TASK DESCRIPTION> Your task is to gather the lines below that hold the string "Report".
____________
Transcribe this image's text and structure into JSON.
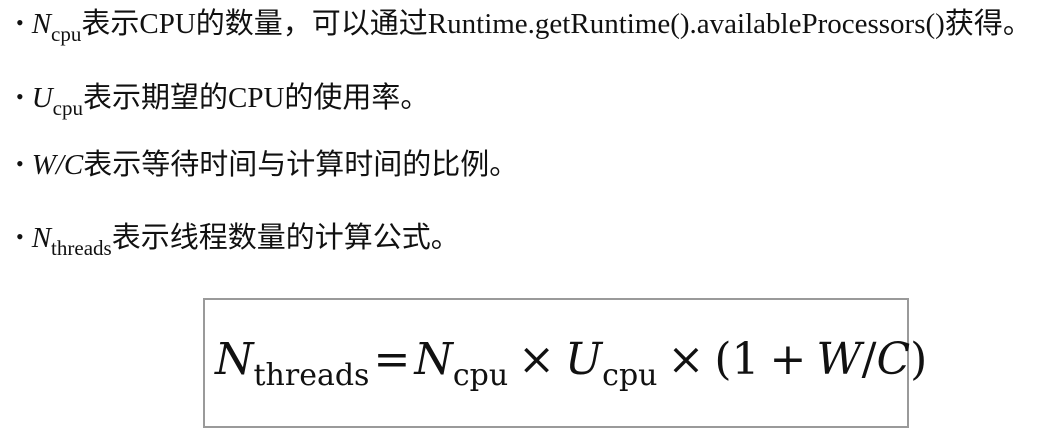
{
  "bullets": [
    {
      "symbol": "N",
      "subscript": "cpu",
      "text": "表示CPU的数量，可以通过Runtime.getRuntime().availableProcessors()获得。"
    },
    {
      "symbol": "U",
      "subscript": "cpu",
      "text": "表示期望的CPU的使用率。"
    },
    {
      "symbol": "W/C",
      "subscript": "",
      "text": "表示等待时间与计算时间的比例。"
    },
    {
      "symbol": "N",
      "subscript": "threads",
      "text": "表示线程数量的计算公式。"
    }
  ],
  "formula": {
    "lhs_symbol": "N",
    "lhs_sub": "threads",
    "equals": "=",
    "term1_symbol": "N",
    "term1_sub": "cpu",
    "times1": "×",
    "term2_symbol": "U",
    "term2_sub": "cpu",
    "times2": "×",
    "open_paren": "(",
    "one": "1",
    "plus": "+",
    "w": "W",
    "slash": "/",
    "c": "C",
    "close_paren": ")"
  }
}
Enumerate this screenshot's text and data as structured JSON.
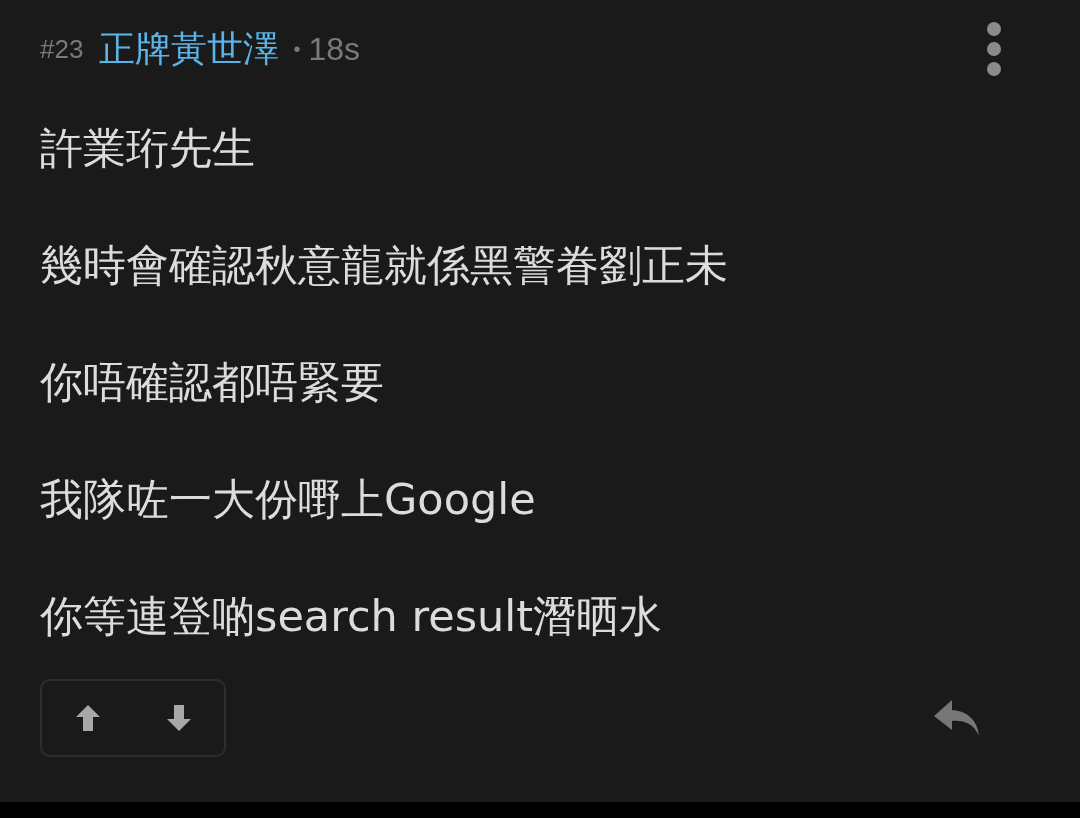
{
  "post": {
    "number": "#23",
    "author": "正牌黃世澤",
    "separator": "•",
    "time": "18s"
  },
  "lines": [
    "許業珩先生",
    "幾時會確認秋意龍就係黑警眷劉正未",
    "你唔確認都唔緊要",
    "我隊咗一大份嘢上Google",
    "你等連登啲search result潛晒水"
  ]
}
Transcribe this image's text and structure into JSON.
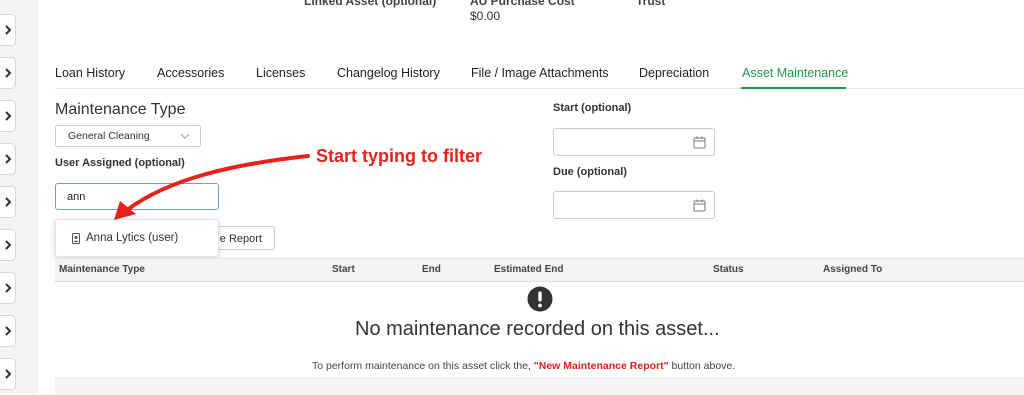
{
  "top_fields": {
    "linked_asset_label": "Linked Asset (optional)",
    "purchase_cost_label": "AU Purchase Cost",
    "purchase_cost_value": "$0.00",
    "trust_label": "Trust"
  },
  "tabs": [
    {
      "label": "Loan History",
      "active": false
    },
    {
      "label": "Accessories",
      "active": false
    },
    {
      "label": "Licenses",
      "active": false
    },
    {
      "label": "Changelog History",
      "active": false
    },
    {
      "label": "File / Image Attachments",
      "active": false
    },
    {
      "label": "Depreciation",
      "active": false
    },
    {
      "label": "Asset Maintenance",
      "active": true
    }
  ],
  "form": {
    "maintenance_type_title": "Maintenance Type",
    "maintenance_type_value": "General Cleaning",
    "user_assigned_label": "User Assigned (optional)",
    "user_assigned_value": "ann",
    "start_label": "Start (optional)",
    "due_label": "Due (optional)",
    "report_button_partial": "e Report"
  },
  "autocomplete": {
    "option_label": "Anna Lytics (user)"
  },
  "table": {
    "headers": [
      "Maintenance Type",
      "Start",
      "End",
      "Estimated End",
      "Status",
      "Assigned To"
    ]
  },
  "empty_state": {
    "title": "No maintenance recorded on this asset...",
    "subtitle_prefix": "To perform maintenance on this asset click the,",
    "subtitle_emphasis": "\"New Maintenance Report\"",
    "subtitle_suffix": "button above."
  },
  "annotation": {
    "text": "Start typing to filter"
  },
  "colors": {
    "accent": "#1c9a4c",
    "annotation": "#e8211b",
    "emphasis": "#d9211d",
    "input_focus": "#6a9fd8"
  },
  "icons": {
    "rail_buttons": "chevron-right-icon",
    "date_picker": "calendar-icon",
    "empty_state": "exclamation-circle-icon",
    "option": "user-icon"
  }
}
____________
COMPLETE ANSWER>
    "report_button_partial": "e Report"
    "subtitle_emphasis": "\"New Maintenance Report\"",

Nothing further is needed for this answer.